> **Request**: Below are some records. How many of their lines contain the string "amount"? Give the number only.

※

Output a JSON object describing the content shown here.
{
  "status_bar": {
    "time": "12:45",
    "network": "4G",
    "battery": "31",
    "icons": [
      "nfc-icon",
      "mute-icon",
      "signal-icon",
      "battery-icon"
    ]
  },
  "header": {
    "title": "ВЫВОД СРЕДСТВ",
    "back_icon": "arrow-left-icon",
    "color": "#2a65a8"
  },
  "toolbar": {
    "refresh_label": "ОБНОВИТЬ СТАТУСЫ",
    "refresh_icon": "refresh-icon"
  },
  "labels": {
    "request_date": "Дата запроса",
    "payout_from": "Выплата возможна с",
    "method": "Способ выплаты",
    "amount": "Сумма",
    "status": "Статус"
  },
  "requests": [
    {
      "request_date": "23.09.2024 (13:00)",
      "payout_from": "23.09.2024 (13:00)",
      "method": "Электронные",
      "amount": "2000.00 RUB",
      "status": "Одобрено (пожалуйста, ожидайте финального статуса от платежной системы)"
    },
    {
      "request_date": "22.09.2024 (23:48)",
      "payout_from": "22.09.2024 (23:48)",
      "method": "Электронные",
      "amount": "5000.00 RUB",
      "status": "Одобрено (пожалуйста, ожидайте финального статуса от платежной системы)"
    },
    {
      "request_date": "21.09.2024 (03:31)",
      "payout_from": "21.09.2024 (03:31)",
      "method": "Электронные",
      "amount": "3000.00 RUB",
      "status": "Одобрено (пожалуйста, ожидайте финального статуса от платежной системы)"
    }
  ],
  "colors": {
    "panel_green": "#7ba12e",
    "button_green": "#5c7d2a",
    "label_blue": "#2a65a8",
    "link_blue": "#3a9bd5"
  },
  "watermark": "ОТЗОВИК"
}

※

> **Exercise output**: 4